**Material for this exercise**
# # # #
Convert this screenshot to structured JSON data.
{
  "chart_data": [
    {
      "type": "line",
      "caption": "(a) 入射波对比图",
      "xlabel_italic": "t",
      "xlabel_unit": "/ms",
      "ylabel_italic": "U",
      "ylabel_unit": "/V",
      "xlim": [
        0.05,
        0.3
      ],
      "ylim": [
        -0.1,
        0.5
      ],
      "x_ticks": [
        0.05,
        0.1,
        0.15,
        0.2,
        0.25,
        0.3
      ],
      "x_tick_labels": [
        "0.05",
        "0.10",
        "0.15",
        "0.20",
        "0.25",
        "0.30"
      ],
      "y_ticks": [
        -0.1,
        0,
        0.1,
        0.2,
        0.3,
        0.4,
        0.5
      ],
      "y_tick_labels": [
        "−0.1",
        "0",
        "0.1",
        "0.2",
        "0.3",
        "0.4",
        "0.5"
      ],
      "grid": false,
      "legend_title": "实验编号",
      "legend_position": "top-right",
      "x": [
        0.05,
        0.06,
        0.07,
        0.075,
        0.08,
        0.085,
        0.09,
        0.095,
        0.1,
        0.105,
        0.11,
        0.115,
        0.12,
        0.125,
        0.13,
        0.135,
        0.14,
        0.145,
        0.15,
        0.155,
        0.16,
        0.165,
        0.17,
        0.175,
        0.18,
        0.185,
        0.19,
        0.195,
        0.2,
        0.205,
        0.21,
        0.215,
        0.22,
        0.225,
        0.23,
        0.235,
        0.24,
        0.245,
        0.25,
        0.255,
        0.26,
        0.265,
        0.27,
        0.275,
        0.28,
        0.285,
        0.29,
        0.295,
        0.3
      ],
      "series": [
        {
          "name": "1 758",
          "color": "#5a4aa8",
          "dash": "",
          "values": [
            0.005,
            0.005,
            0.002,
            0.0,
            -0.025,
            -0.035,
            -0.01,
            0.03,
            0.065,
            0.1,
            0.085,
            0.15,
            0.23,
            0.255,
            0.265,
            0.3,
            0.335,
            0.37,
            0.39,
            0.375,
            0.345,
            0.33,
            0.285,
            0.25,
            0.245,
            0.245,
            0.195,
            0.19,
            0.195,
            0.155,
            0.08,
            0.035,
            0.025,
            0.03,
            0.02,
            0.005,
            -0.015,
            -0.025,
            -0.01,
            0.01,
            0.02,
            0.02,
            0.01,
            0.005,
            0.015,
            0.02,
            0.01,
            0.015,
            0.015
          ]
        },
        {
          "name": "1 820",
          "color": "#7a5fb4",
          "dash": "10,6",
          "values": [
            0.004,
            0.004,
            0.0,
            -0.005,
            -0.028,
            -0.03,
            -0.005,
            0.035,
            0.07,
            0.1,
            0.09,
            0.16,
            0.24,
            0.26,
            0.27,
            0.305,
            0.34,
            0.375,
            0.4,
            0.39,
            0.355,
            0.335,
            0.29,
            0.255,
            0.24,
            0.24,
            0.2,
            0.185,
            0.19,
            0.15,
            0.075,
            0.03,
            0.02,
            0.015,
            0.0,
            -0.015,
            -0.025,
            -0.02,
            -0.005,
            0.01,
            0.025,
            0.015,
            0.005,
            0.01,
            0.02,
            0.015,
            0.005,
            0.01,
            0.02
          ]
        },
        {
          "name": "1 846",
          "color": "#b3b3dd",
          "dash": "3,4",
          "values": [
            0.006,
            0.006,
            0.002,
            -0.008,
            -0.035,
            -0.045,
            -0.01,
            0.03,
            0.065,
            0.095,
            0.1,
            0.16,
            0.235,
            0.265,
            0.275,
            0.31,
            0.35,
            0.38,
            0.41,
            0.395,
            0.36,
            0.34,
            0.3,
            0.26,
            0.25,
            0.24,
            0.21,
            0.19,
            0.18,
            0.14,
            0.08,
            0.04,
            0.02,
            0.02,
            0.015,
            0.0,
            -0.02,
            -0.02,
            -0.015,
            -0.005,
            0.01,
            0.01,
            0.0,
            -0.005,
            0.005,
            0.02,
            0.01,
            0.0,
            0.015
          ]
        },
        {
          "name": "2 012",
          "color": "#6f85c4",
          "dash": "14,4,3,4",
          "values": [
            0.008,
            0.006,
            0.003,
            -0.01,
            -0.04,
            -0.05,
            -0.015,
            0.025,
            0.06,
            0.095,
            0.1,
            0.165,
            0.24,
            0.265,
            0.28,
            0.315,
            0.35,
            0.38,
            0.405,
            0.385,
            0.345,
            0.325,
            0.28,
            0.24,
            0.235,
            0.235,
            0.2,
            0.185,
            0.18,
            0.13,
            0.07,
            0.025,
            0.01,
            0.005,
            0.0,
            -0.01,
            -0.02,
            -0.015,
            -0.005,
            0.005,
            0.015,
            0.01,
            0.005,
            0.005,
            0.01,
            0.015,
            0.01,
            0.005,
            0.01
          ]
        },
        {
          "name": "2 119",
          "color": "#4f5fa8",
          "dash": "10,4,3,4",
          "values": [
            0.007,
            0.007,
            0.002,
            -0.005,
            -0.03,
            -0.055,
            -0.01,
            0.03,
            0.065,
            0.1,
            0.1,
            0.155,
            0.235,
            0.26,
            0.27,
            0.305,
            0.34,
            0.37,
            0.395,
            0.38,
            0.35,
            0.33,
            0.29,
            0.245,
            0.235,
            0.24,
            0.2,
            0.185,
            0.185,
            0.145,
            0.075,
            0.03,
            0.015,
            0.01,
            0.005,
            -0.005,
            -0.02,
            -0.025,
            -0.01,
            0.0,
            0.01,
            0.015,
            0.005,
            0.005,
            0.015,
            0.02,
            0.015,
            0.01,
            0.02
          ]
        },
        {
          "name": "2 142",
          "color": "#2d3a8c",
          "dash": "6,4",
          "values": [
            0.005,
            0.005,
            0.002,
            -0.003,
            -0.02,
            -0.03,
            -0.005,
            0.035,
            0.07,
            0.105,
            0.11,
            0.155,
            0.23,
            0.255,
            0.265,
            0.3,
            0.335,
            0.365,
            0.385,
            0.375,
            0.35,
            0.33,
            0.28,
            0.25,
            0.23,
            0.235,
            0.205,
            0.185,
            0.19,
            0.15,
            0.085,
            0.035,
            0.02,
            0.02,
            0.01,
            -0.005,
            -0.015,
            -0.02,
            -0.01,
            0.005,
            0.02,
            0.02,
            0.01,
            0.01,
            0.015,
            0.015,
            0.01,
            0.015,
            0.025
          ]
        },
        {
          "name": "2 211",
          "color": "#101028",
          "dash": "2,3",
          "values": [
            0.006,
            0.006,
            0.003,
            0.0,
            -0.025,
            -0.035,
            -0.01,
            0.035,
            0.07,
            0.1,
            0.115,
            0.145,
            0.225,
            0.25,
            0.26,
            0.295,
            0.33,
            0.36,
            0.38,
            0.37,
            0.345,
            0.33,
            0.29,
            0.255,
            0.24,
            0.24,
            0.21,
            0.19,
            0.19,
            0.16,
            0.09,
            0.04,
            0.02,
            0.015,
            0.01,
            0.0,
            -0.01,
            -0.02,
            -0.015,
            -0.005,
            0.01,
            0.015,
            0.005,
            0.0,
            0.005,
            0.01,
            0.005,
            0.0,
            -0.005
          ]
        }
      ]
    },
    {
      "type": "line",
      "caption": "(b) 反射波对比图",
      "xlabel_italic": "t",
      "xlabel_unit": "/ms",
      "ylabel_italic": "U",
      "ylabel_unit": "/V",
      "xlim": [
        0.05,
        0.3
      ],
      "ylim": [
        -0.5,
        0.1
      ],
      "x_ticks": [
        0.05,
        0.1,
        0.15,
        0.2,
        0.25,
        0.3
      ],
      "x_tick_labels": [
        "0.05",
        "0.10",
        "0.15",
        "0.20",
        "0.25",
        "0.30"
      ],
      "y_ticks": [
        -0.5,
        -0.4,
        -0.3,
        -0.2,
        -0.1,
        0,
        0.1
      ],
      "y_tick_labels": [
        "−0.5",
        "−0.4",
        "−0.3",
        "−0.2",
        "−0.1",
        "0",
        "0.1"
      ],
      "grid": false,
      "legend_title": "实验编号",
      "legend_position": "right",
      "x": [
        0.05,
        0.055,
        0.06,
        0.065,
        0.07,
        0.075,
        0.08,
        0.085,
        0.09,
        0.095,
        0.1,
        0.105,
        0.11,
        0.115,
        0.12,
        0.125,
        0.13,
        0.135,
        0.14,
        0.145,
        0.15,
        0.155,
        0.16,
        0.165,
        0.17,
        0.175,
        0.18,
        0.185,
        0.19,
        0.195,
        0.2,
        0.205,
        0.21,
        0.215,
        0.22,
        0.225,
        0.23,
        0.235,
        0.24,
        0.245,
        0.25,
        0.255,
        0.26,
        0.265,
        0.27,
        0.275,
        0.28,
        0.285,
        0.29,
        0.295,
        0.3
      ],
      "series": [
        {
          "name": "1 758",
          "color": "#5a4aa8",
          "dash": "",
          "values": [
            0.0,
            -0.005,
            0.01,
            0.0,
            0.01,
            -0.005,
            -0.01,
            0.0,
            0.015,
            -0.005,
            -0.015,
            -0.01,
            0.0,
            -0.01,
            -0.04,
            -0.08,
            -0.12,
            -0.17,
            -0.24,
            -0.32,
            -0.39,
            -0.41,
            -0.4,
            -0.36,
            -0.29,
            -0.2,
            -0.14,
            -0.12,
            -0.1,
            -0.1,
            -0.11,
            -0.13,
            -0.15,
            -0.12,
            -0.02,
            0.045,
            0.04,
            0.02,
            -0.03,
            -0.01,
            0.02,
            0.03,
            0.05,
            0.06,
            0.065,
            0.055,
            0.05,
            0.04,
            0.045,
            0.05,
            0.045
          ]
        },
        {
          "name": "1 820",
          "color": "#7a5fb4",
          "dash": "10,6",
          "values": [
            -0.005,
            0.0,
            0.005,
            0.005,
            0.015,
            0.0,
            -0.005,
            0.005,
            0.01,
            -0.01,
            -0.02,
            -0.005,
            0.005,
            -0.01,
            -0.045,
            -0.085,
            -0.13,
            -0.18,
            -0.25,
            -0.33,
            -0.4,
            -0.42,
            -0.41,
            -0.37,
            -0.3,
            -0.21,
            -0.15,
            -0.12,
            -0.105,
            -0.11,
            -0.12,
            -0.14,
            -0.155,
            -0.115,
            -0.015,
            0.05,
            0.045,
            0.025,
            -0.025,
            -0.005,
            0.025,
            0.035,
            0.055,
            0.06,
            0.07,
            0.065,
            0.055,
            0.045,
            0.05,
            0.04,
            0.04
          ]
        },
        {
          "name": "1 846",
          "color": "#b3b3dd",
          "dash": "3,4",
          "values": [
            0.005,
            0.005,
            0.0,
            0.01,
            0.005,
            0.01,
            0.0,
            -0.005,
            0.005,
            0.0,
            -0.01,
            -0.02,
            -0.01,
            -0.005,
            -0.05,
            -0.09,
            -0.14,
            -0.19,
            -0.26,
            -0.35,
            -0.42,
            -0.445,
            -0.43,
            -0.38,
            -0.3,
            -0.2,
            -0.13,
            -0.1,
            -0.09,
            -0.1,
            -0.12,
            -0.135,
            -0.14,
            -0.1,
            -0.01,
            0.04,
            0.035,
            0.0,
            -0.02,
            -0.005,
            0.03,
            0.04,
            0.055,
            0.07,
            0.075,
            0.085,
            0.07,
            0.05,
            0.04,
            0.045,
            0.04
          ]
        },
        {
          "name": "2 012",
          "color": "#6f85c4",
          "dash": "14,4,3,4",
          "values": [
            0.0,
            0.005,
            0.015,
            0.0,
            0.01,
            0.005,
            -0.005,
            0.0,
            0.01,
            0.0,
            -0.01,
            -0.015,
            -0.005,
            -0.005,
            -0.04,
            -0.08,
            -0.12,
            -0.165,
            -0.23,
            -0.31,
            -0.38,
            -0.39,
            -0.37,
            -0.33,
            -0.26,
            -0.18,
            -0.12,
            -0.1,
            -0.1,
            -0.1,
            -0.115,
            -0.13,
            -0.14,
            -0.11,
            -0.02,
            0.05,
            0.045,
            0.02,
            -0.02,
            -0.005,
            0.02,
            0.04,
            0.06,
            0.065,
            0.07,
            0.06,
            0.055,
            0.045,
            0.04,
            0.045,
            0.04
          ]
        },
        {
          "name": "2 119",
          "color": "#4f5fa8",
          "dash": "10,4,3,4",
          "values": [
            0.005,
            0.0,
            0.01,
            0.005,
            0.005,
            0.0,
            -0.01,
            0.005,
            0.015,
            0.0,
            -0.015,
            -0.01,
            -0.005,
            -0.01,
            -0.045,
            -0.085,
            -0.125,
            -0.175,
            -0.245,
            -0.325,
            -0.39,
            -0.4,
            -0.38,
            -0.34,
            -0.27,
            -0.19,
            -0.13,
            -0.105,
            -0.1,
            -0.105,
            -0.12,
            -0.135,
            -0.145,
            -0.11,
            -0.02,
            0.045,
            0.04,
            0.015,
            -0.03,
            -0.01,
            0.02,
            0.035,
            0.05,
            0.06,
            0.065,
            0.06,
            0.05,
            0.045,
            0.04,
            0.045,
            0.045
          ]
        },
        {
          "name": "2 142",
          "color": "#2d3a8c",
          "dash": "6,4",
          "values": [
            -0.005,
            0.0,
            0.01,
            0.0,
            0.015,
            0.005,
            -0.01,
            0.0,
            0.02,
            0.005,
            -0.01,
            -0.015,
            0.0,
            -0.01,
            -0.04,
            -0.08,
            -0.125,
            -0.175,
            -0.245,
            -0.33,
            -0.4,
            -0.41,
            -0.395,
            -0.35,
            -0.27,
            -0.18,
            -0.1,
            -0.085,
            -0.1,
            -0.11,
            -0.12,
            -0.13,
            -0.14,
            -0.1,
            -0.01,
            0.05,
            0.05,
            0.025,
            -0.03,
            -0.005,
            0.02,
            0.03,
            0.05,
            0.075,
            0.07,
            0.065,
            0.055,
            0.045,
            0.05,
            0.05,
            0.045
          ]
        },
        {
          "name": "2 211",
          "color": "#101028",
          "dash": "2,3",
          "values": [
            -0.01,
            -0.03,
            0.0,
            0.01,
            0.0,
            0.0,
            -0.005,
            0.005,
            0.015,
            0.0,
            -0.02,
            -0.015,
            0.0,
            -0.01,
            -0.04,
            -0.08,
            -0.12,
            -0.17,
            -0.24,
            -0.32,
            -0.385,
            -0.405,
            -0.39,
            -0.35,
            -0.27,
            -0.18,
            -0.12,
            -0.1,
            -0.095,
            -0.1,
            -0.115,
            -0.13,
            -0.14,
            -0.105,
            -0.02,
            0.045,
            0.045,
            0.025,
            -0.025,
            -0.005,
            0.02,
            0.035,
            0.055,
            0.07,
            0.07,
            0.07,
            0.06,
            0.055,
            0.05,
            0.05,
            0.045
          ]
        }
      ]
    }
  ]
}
# # # #
**Set task**
Above are entries; state the number of lines among them that contain "right", and nothing else.

**The response**
2